Request » Output the material exactly, but drop every image it holds.

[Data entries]

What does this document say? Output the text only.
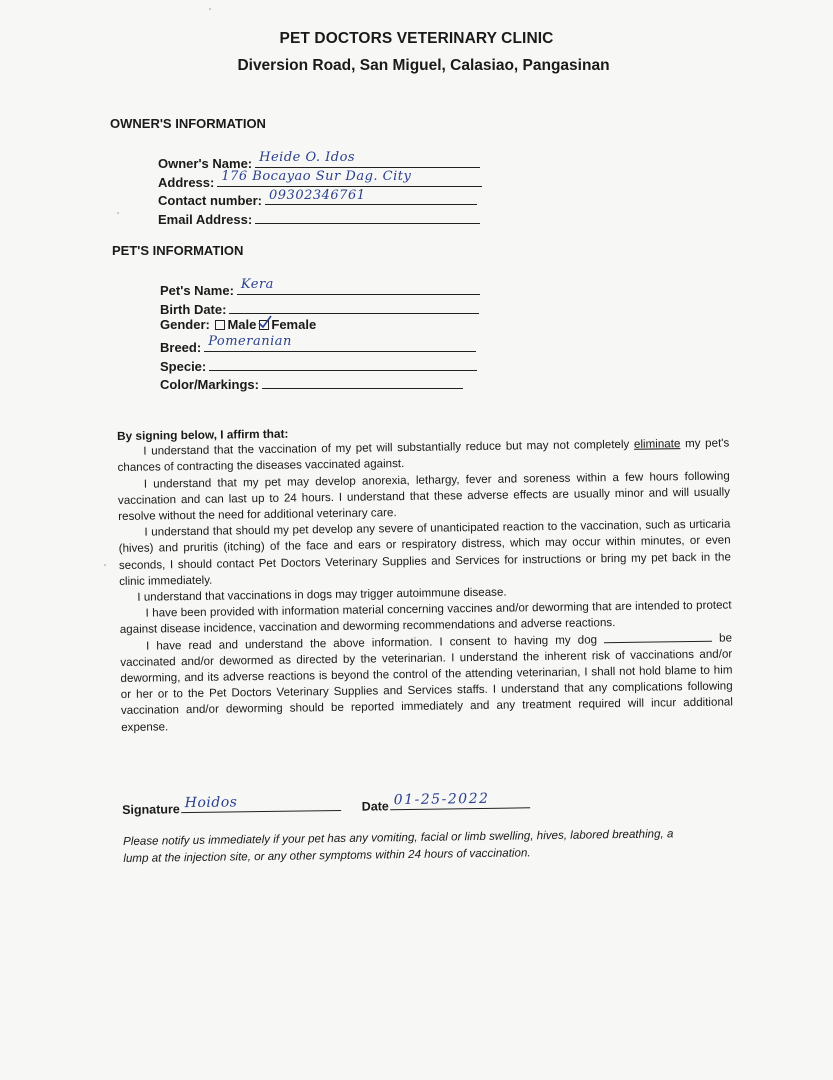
PET DOCTORS VETERINARY CLINIC
Diversion Road, San Miguel, Calasiao, Pangasinan
OWNER'S INFORMATION
Owner's Name: Heide O. Idos
Address: 176 Bocayao Sur Dag. City
Contact number: 09302346761
Email Address:
PET'S INFORMATION
Pet's Name: Kera
Birth Date:
Gender: Male Female
Breed: Pomeranian
Specie:
Color/Markings:
By signing below, I affirm that:

I understand that the vaccination of my pet will substantially reduce but may not completely eliminate my pet's chances of contracting the diseases vaccinated against.

I understand that my pet may develop anorexia, lethargy, fever and soreness within a few hours following vaccination and can last up to 24 hours. I understand that these adverse effects are usually minor and will usually resolve without the need for additional veterinary care.

I understand that should my pet develop any severe of unanticipated reaction to the vaccination, such as urticaria (hives) and pruritis (itching) of the face and ears or respiratory distress, which may occur within minutes, or even seconds, I should contact Pet Doctors Veterinary Supplies and Services for instructions or bring my pet back in the clinic immediately.

I understand that vaccinations in dogs may trigger autoimmune disease.

I have been provided with information material concerning vaccines and/or deworming that are intended to protect against disease incidence, vaccination and deworming recommendations and adverse reactions.

I have read and understand the above information. I consent to having my dog	be vaccinated and/or dewormed as directed by the veterinarian. I understand the inherent risk of vaccinations and/or deworming, and its adverse reactions is beyond the control of the attending veterinarian, I shall not hold blame to him or her or to the Pet Doctors Veterinary Supplies and Services staffs. I understand that any complications following vaccination and/or deworming should be reported immediately and any treatment required will incur additional expense.

Signature Hoidos	Date 01-25-2022
Please notify us immediately if your pet has any vomiting, facial or limb swelling, hives, labored breathing, a lump at the injection site, or any other symptoms within 24 hours of vaccination.
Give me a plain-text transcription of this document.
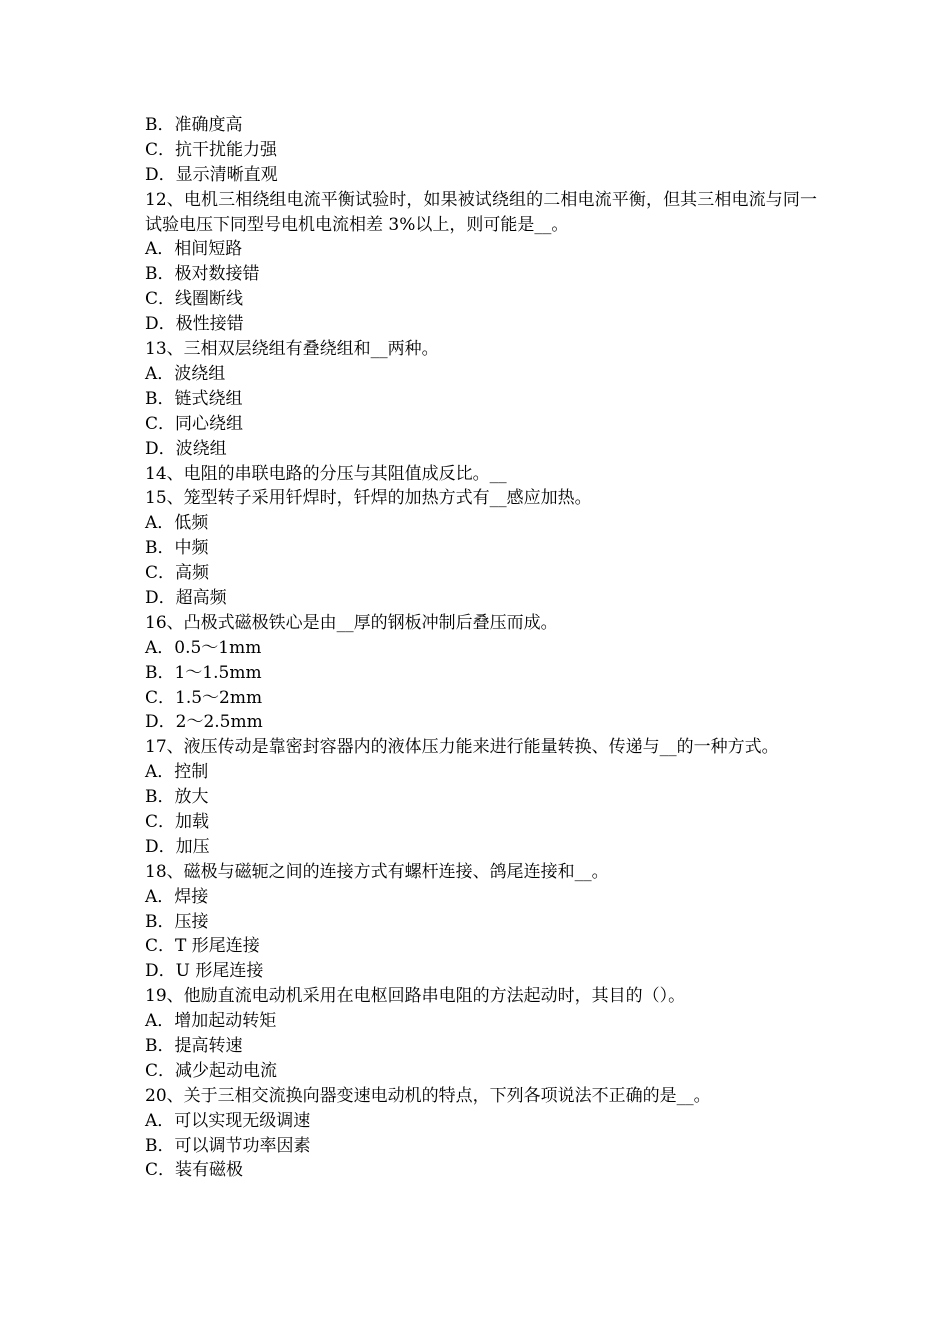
B．准确度高

C．抗干扰能力强

D．显示清晰直观

12、电机三相绕组电流平衡试验时，如果被试绕组的二相电流平衡，但其三相电流与同一试验电压下同型号电机电流相差 3%以上，则可能是__。

A．相间短路

B．极对数接错

C．线圈断线

D．极性接错

13、三相双层绕组有叠绕组和__两种。

A．波绕组

B．链式绕组

C．同心绕组

D．波绕组

14、电阻的串联电路的分压与其阻值成反比。__

15、笼型转子采用钎焊时，钎焊的加热方式有__感应加热。

A．低频

B．中频

C．高频

D．超高频

16、凸极式磁极铁心是由__厚的钢板冲制后叠压而成。

A．0.5～1mm

B．1～1.5mm

C．1.5～2mm

D．2～2.5mm

17、液压传动是靠密封容器内的液体压力能来进行能量转换、传递与__的一种方式。

A．控制

B．放大

C．加载

D．加压

18、磁极与磁轭之间的连接方式有螺杆连接、鸽尾连接和__。

A．焊接

B．压接

C．T 形尾连接

D．U 形尾连接

19、他励直流电动机采用在电枢回路串电阻的方法起动时，其目的（）。

A．增加起动转矩

B．提高转速

C．减少起动电流

20、关于三相交流换向器变速电动机的特点，下列各项说法不正确的是__。

A．可以实现无级调速

B．可以调节功率因素

C．装有磁极
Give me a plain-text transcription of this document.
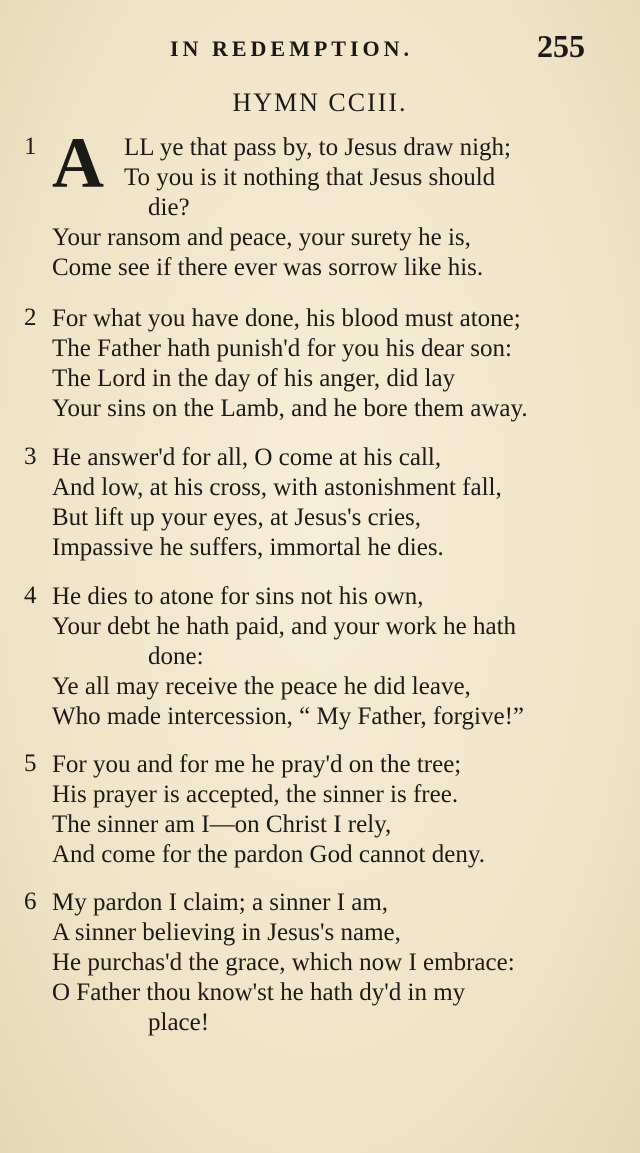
IN REDEMPTION.	255
HYMN CCIII.
1 A LL ye that pass by, to Jesus draw nigh;
To you is it nothing that Jesus should
die?
Your ransom and peace, your surety he is,
Come see if there ever was sorrow like his.
2 For what you have done, his blood must atone;
The Father hath punish'd for you his dear son:
The Lord in the day of his anger, did lay
Your sins on the Lamb, and he bore them away.
3 He answer'd for all, O come at his call,
And low, at his cross, with astonishment fall,
But lift up your eyes, at Jesus's cries,
Impassive he suffers, immortal he dies.
4 He dies to atone for sins not his own,
Your debt he hath paid, and your work he hath
done:
Ye all may receive the peace he did leave,
Who made intercession, “ My Father, forgive!”
5 For you and for me he pray'd on the tree;
His prayer is accepted, the sinner is free.
The sinner am I—on Christ I rely,
And come for the pardon God cannot deny.
6 My pardon I claim; a sinner I am,
A sinner believing in Jesus's name,
He purchas'd the grace, which now I embrace:
O Father thou know'st he hath dy'd in my
place!
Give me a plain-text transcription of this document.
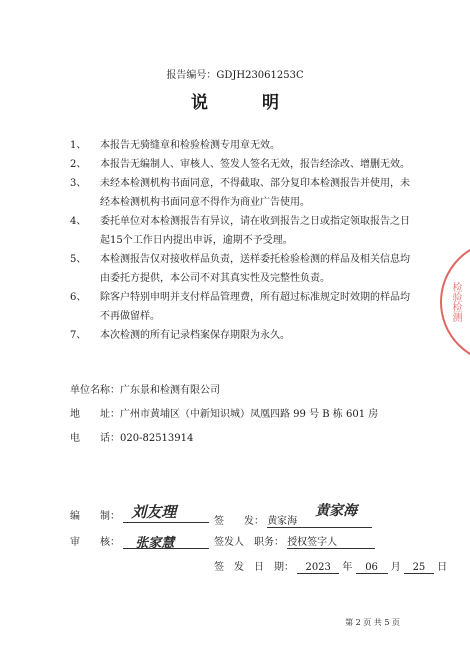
报告编号：GDJH23061253C
说 明
1、 本报告无骑缝章和检验检测专用章无效。
2、 本报告无编制人、审核人、签发人签名无效，报告经涂改、增删无效。
3、 未经本检测机构书面同意，不得截取、部分复印本检测报告并使用，未经本检测机构书面同意不得作为商业广告使用。
4、 委托单位对本检测报告有异议，请在收到报告之日或指定领取报告之日起15个工作日内提出申诉，逾期不予受理。
5、 本检测报告仅对接收样品负责，送样委托检验检测的样品及相关信息均由委托方提供，本公司不对其真实性及完整性负责。
6、 除客户特别申明并支付样品管理费，所有超过标准规定时效期的样品均不再做留样。
7、 本次检测的所有记录档案保存期限为永久。
单位名称：广东景和检测有限公司
地　　址：广州市黄埔区（中新知识城）凤凰四路 99 号 B 栋 601 房
电　　话：020-82513914
编　　制： 刘友理

审　　核： 张家慧

签　　发： 黄家海
黄家海
签发人　职务： 授权签字人
签　发　日　期： 2023 年 06 月 25 日
检验检测
第 2 页 共 5 页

Task output »
What does this document say? Output the text only.
PET DOCTORS VETERINARY CLINIC
Diversion Road, San Miguel, Calasiao, Pangasinan
OWNER'S INFORMATION
Owner's Name: Heide O. Idos
Address: 176 Bocayao Sur Dag. City
Contact number: 09302346761
Email Address:
PET'S INFORMATION
Pet's Name: Kera
Birth Date:
Gender: Male Female
Breed: Pomeranian
Specie:
Color/Markings:
By signing below, I affirm that:

I understand that the vaccination of my pet will substantially reduce but may not completely eliminate my pet's chances of contracting the diseases vaccinated against.

I understand that my pet may develop anorexia, lethargy, fever and soreness within a few hours following vaccination and can last up to 24 hours. I understand that these adverse effects are usually minor and will usually resolve without the need for additional veterinary care.

I understand that should my pet develop any severe of unanticipated reaction to the vaccination, such as urticaria (hives) and pruritis (itching) of the face and ears or respiratory distress, which may occur within minutes, or even seconds, I should contact Pet Doctors Veterinary Supplies and Services for instructions or bring my pet back in the clinic immediately.

I understand that vaccinations in dogs may trigger autoimmune disease.

I have been provided with information material concerning vaccines and/or deworming that are intended to protect against disease incidence, vaccination and deworming recommendations and adverse reactions.

I have read and understand the above information. I consent to having my dog	be vaccinated and/or dewormed as directed by the veterinarian. I understand the inherent risk of vaccinations and/or deworming, and its adverse reactions is beyond the control of the attending veterinarian, I shall not hold blame to him or her or to the Pet Doctors Veterinary Supplies and Services staffs. I understand that any complications following vaccination and/or deworming should be reported immediately and any treatment required will incur additional expense.

Signature Hoidos	Date 01-25-2022
Please notify us immediately if your pet has any vomiting, facial or limb swelling, hives, labored breathing, a lump at the injection site, or any other symptoms within 24 hours of vaccination.
Give me a plain-text transcription of this document.
B．准确度高

C．抗干扰能力强

D．显示清晰直观

12、电机三相绕组电流平衡试验时，如果被试绕组的二相电流平衡，但其三相电流与同一试验电压下同型号电机电流相差 3%以上，则可能是__。

A．相间短路

B．极对数接错

C．线圈断线

D．极性接错

13、三相双层绕组有叠绕组和__两种。

A．波绕组

B．链式绕组

C．同心绕组

D．波绕组

14、电阻的串联电路的分压与其阻值成反比。__

15、笼型转子采用钎焊时，钎焊的加热方式有__感应加热。

A．低频

B．中频

C．高频

D．超高频

16、凸极式磁极铁心是由__厚的钢板冲制后叠压而成。

A．0.5～1mm

B．1～1.5mm

C．1.5～2mm

D．2～2.5mm

17、液压传动是靠密封容器内的液体压力能来进行能量转换、传递与__的一种方式。

A．控制

B．放大

C．加载

D．加压

18、磁极与磁轭之间的连接方式有螺杆连接、鸽尾连接和__。

A．焊接

B．压接

C．T 形尾连接

D．U 形尾连接

19、他励直流电动机采用在电枢回路串电阻的方法起动时，其目的（）。

A．增加起动转矩

B．提高转速

C．减少起动电流

20、关于三相交流换向器变速电动机的特点，下列各项说法不正确的是__。

A．可以实现无级调速

B．可以调节功率因素

C．装有磁极
Give me a plain-text transcription of this document.
IN REDEMPTION.	255
HYMN CCIII.
1 A LL ye that pass by, to Jesus draw nigh;
To you is it nothing that Jesus should
die?
Your ransom and peace, your surety he is,
Come see if there ever was sorrow like his.
2 For what you have done, his blood must atone;
The Father hath punish'd for you his dear son:
The Lord in the day of his anger, did lay
Your sins on the Lamb, and he bore them away.
3 He answer'd for all, O come at his call,
And low, at his cross, with astonishment fall,
But lift up your eyes, at Jesus's cries,
Impassive he suffers, immortal he dies.
4 He dies to atone for sins not his own,
Your debt he hath paid, and your work he hath
done:
Ye all may receive the peace he did leave,
Who made intercession, “ My Father, forgive!”
5 For you and for me he pray'd on the tree;
His prayer is accepted, the sinner is free.
The sinner am I—on Christ I rely,
And come for the pardon God cannot deny.
6 My pardon I claim; a sinner I am,
A sinner believing in Jesus's name,
He purchas'd the grace, which now I embrace:
O Father thou know'st he hath dy'd in my
place!
Give me a plain-text transcription of this document.
报告编号：GDJH23061253C
说 明
1、 本报告无骑缝章和检验检测专用章无效。
2、 本报告无编制人、审核人、签发人签名无效，报告经涂改、增删无效。
3、 未经本检测机构书面同意，不得截取、部分复印本检测报告并使用，未经本检测机构书面同意不得作为商业广告使用。
4、 委托单位对本检测报告有异议，请在收到报告之日或指定领取报告之日起15个工作日内提出申诉，逾期不予受理。
5、 本检测报告仅对接收样品负责，送样委托检验检测的样品及相关信息均由委托方提供，本公司不对其真实性及完整性负责。
6、 除客户特别申明并支付样品管理费，所有超过标准规定时效期的样品均不再做留样。
7、 本次检测的所有记录档案保存期限为永久。
单位名称：广东景和检测有限公司
地　　址：广州市黄埔区（中新知识城）凤凰四路 99 号 B 栋 601 房
电　　话：020-82513914
编　　制： 刘友理

审　　核： 张家慧

签　　发： 黄家海
黄家海
签发人　职务： 授权签字人
签　发　日　期： 2023 年 06 月 25 日
检验检测
第 2 页 共 5 页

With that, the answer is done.